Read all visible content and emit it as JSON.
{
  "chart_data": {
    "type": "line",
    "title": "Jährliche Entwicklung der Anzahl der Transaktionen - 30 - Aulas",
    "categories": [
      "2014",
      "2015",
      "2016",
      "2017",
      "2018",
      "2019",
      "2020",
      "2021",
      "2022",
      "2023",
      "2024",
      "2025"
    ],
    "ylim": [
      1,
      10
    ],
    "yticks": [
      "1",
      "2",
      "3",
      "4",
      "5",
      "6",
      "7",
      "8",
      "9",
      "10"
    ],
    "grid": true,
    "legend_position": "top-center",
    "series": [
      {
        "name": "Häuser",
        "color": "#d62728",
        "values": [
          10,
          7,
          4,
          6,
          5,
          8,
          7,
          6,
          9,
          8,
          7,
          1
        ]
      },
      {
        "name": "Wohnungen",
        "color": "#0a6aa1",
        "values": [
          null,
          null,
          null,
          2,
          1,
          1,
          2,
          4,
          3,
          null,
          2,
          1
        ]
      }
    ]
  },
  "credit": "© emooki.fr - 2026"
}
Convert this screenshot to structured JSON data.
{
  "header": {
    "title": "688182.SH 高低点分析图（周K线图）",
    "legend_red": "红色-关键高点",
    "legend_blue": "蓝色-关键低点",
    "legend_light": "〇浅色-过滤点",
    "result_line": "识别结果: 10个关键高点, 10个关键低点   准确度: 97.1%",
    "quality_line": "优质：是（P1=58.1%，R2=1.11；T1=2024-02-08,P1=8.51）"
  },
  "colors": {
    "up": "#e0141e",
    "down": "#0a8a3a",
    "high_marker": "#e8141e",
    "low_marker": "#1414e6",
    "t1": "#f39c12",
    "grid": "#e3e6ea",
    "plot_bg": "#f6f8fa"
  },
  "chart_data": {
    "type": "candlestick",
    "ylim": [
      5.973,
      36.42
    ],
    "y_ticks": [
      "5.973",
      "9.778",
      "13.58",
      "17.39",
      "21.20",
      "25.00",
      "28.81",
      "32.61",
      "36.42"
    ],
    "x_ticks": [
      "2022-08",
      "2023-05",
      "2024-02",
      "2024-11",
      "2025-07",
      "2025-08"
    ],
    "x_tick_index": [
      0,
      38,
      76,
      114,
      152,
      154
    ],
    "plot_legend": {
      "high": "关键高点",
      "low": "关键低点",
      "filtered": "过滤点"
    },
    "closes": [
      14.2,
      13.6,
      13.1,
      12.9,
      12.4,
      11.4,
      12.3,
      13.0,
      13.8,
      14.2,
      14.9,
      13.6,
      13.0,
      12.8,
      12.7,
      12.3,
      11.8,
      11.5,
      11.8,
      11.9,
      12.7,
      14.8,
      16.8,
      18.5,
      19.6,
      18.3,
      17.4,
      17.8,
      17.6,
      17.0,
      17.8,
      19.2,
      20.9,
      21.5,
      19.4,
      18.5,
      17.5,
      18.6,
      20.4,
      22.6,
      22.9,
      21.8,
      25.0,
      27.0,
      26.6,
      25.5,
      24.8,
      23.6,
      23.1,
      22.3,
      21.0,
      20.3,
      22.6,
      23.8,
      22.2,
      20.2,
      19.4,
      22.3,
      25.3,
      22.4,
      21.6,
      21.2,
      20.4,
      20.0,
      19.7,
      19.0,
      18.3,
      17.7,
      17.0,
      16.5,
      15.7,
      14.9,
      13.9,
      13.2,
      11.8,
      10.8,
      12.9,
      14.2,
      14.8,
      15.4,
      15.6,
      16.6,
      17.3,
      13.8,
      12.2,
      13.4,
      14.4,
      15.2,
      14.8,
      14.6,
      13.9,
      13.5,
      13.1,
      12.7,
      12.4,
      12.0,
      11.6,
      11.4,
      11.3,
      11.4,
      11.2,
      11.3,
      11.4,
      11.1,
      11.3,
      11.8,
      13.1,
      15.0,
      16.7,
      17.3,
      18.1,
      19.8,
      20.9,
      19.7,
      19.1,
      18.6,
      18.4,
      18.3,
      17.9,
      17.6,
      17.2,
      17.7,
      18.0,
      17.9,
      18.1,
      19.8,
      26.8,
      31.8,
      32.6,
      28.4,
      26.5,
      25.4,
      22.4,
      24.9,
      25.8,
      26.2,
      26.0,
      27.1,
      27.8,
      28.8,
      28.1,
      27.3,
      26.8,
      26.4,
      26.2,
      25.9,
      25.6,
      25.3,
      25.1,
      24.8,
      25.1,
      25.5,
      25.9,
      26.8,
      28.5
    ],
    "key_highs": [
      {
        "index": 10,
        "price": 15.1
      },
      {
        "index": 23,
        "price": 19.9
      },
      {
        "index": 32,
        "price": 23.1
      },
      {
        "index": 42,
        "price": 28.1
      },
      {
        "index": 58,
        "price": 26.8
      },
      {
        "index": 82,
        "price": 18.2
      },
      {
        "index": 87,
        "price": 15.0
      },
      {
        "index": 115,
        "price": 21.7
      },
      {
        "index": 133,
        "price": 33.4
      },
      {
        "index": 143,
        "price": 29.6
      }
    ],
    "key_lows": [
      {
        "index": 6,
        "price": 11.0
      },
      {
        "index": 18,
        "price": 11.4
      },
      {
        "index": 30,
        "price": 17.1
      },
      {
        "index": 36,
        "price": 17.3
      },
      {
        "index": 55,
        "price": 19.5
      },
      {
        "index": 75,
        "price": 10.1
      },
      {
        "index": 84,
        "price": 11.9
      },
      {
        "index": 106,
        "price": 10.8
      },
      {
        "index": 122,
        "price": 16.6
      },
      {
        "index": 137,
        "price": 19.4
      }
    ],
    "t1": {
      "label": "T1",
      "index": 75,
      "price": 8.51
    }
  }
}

• **Goal**:
Show, from the material above, each line that includes the string "title".

• **Worked answer**:
    "title": "Jährliche Entwicklung der Anzahl der Transaktionen - 30 - Aulas",
    "title": "688182.SH 高低点分析图（周K线图）",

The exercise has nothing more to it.